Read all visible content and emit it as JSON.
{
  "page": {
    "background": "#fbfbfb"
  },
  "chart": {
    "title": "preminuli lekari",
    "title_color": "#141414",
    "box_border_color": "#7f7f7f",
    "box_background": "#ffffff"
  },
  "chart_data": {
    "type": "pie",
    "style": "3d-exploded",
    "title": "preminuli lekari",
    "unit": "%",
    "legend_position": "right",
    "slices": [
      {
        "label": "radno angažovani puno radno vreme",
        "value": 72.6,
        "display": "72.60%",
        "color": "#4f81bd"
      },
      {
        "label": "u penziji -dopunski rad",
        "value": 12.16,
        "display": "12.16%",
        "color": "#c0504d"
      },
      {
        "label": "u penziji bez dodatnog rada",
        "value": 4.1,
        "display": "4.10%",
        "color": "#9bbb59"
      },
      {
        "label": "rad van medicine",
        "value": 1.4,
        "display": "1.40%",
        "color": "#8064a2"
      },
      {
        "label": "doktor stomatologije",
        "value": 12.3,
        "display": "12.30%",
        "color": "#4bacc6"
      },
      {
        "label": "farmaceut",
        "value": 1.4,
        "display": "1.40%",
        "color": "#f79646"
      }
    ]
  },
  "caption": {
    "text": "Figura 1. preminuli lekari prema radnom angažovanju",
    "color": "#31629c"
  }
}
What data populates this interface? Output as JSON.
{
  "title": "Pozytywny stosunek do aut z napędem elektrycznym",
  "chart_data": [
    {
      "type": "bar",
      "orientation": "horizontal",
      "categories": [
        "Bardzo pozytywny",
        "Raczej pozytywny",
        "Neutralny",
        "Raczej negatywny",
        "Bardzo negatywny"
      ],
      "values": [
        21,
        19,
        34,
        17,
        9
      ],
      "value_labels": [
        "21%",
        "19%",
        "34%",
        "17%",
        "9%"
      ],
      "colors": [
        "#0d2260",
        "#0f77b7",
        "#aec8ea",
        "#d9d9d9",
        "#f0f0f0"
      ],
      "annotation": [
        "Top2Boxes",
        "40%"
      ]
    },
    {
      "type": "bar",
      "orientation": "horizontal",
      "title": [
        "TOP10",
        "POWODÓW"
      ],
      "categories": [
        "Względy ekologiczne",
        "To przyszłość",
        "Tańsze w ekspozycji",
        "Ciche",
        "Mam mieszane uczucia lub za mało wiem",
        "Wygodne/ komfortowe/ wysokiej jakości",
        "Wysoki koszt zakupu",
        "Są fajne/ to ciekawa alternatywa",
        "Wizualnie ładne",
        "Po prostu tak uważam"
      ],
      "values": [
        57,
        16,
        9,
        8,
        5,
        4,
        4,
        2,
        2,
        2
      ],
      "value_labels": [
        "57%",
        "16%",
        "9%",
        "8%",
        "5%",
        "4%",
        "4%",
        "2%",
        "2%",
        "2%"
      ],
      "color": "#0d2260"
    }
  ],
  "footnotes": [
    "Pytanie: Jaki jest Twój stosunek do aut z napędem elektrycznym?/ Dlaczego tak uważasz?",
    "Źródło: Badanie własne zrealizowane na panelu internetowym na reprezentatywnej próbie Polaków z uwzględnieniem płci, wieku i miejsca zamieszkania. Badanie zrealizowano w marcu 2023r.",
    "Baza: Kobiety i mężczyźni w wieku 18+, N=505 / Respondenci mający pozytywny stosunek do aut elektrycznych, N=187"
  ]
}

* WHAT THE EXERCISE ASKS *
Take the material above and return all of it exactly.

* RESPONSE TO THIS EXERCISE *
Read all visible content and emit it as JSON.
{
  "page": {
    "background": "#fbfbfb"
  },
  "chart": {
    "title": "preminuli lekari",
    "title_color": "#141414",
    "box_border_color": "#7f7f7f",
    "box_background": "#ffffff"
  },
  "chart_data": {
    "type": "pie",
    "style": "3d-exploded",
    "title": "preminuli lekari",
    "unit": "%",
    "legend_position": "right",
    "slices": [
      {
        "label": "radno angažovani puno radno vreme",
        "value": 72.6,
        "display": "72.60%",
        "color": "#4f81bd"
      },
      {
        "label": "u penziji -dopunski rad",
        "value": 12.16,
        "display": "12.16%",
        "color": "#c0504d"
      },
      {
        "label": "u penziji bez dodatnog rada",
        "value": 4.1,
        "display": "4.10%",
        "color": "#9bbb59"
      },
      {
        "label": "rad van medicine",
        "value": 1.4,
        "display": "1.40%",
        "color": "#8064a2"
      },
      {
        "label": "doktor stomatologije",
        "value": 12.3,
        "display": "12.30%",
        "color": "#4bacc6"
      },
      {
        "label": "farmaceut",
        "value": 1.4,
        "display": "1.40%",
        "color": "#f79646"
      }
    ]
  },
  "caption": {
    "text": "Figura 1. preminuli lekari prema radnom angažovanju",
    "color": "#31629c"
  }
}
What data populates this interface? Output as JSON.
{
  "title": "Pozytywny stosunek do aut z napędem elektrycznym",
  "chart_data": [
    {
      "type": "bar",
      "orientation": "horizontal",
      "categories": [
        "Bardzo pozytywny",
        "Raczej pozytywny",
        "Neutralny",
        "Raczej negatywny",
        "Bardzo negatywny"
      ],
      "values": [
        21,
        19,
        34,
        17,
        9
      ],
      "value_labels": [
        "21%",
        "19%",
        "34%",
        "17%",
        "9%"
      ],
      "colors": [
        "#0d2260",
        "#0f77b7",
        "#aec8ea",
        "#d9d9d9",
        "#f0f0f0"
      ],
      "annotation": [
        "Top2Boxes",
        "40%"
      ]
    },
    {
      "type": "bar",
      "orientation": "horizontal",
      "title": [
        "TOP10",
        "POWODÓW"
      ],
      "categories": [
        "Względy ekologiczne",
        "To przyszłość",
        "Tańsze w ekspozycji",
        "Ciche",
        "Mam mieszane uczucia lub za mało wiem",
        "Wygodne/ komfortowe/ wysokiej jakości",
        "Wysoki koszt zakupu",
        "Są fajne/ to ciekawa alternatywa",
        "Wizualnie ładne",
        "Po prostu tak uważam"
      ],
      "values": [
        57,
        16,
        9,
        8,
        5,
        4,
        4,
        2,
        2,
        2
      ],
      "value_labels": [
        "57%",
        "16%",
        "9%",
        "8%",
        "5%",
        "4%",
        "4%",
        "2%",
        "2%",
        "2%"
      ],
      "color": "#0d2260"
    }
  ],
  "footnotes": [
    "Pytanie: Jaki jest Twój stosunek do aut z napędem elektrycznym?/ Dlaczego tak uważasz?",
    "Źródło: Badanie własne zrealizowane na panelu internetowym na reprezentatywnej próbie Polaków z uwzględnieniem płci, wieku i miejsca zamieszkania. Badanie zrealizowano w marcu 2023r.",
    "Baza: Kobiety i mężczyźni w wieku 18+, N=505 / Respondenci mający pozytywny stosunek do aut elektrycznych, N=187"
  ]
}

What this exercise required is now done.